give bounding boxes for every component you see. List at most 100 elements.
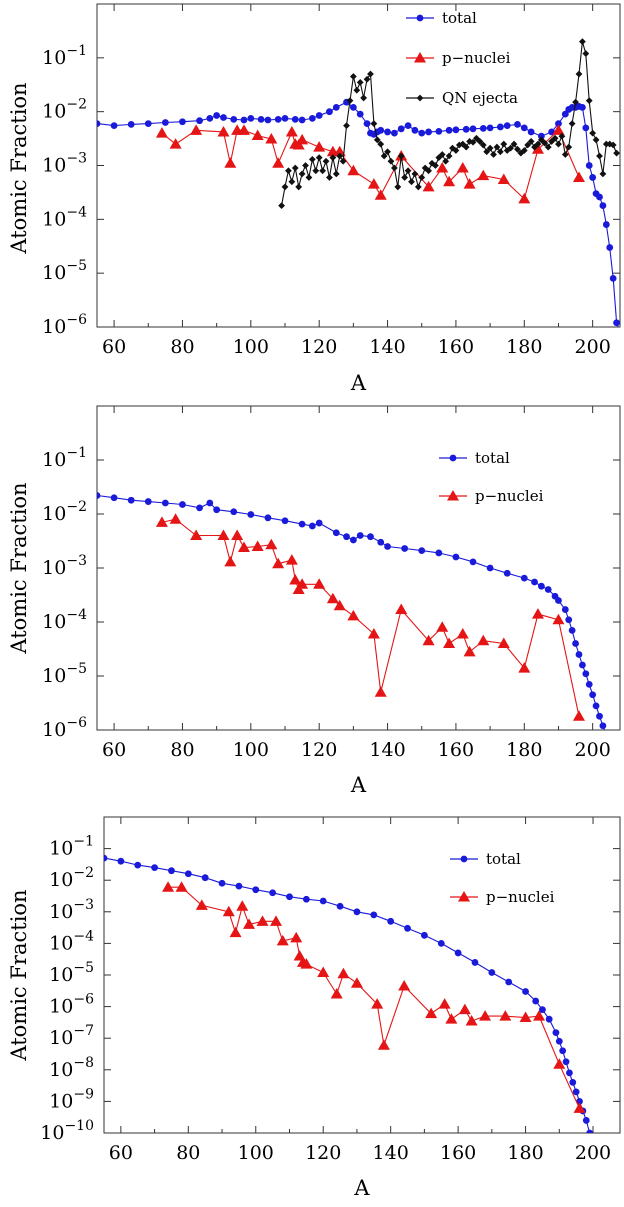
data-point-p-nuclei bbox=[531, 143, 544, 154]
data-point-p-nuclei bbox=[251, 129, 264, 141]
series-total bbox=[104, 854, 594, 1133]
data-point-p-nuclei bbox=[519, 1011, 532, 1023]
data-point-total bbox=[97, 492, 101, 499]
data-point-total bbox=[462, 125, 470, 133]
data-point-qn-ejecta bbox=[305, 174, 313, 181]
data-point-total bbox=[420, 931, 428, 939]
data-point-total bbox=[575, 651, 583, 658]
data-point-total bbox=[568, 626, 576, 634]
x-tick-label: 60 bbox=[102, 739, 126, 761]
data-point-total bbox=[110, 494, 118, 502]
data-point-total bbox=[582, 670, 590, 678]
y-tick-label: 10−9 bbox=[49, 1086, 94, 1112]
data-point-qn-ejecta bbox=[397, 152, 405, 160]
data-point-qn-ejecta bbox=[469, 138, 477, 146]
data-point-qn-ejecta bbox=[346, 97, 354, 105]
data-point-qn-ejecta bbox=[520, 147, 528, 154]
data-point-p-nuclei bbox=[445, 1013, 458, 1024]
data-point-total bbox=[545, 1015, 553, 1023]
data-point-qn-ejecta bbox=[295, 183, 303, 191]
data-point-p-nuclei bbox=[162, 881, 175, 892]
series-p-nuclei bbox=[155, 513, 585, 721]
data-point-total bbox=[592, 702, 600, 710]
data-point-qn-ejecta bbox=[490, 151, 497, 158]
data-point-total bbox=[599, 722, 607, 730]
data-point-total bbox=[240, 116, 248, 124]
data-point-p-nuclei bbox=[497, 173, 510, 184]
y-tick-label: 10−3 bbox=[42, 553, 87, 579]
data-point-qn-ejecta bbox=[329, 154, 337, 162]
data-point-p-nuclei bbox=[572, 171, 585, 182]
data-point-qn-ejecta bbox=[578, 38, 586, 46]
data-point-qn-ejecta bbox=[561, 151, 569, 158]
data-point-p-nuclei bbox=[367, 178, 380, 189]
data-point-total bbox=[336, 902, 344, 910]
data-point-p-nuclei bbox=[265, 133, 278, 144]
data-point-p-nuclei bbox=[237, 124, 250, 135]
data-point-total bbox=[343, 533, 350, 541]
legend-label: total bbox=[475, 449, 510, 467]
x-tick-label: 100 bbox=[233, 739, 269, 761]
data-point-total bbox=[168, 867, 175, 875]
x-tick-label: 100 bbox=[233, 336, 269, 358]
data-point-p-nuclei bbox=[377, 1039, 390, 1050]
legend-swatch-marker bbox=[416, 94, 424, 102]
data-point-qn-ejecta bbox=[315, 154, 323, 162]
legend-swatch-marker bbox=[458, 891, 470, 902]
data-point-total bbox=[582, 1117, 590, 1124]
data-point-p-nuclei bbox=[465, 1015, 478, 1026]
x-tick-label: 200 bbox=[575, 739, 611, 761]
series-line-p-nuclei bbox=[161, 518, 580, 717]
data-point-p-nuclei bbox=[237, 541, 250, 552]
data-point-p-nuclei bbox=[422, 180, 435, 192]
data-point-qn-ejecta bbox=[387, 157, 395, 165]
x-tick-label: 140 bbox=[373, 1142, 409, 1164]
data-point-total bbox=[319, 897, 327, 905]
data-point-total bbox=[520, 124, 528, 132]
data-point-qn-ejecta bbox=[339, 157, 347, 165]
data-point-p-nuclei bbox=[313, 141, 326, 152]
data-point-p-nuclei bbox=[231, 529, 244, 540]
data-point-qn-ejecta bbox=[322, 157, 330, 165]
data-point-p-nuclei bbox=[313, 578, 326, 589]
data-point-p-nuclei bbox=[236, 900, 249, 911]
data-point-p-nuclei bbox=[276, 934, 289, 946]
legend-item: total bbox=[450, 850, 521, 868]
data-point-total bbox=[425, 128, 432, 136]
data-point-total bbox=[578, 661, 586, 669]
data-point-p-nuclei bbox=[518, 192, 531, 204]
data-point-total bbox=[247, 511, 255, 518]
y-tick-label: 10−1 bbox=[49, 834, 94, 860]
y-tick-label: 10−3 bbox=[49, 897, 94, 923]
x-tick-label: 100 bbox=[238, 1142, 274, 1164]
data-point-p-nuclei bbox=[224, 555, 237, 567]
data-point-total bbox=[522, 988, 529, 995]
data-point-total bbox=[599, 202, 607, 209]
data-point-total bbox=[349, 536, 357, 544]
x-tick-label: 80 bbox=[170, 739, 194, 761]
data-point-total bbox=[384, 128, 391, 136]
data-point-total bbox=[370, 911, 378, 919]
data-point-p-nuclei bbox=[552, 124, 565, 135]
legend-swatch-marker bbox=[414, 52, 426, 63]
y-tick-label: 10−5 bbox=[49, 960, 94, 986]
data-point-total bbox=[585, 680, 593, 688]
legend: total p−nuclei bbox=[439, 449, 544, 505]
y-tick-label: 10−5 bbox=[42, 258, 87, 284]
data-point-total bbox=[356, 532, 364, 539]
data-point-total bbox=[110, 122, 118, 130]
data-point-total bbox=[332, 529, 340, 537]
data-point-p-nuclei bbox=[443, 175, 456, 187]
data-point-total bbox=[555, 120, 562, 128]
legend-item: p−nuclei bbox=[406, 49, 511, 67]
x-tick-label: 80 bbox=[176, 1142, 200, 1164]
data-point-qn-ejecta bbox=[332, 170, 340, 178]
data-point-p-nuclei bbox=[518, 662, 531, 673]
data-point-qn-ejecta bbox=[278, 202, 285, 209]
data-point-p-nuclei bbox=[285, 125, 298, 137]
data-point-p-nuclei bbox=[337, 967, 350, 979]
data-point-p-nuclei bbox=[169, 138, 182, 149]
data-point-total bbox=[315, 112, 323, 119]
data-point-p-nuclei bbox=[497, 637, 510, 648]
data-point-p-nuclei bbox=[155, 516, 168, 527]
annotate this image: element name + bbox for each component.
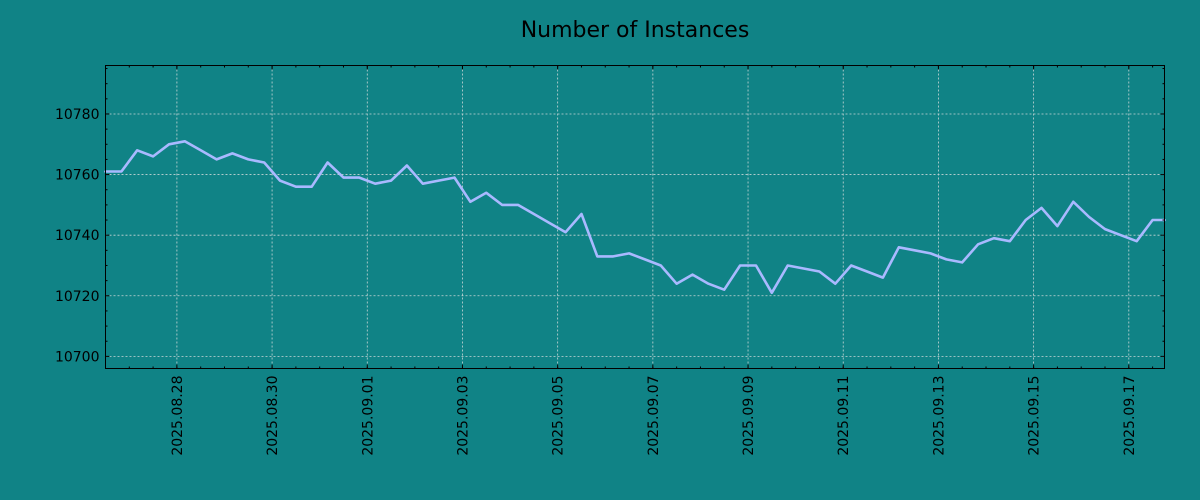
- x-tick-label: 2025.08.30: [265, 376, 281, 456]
----
(BRIEF):
Copy the data lines exactly, starting with the line containing "data-point-p-nuclei bbox=[531, 143, 544, 154]" and ending with the line containing "data-point-total bbox=[462, 125, 470, 133]", including both of those lines.

(RESULT OF THIS EXERCISE):
data-point-p-nuclei bbox=[531, 143, 544, 154]
data-point-p-nuclei bbox=[251, 129, 264, 141]
series-total bbox=[104, 854, 594, 1133]
data-point-p-nuclei bbox=[519, 1011, 532, 1023]
data-point-total bbox=[97, 492, 101, 499]
data-point-total bbox=[462, 125, 470, 133]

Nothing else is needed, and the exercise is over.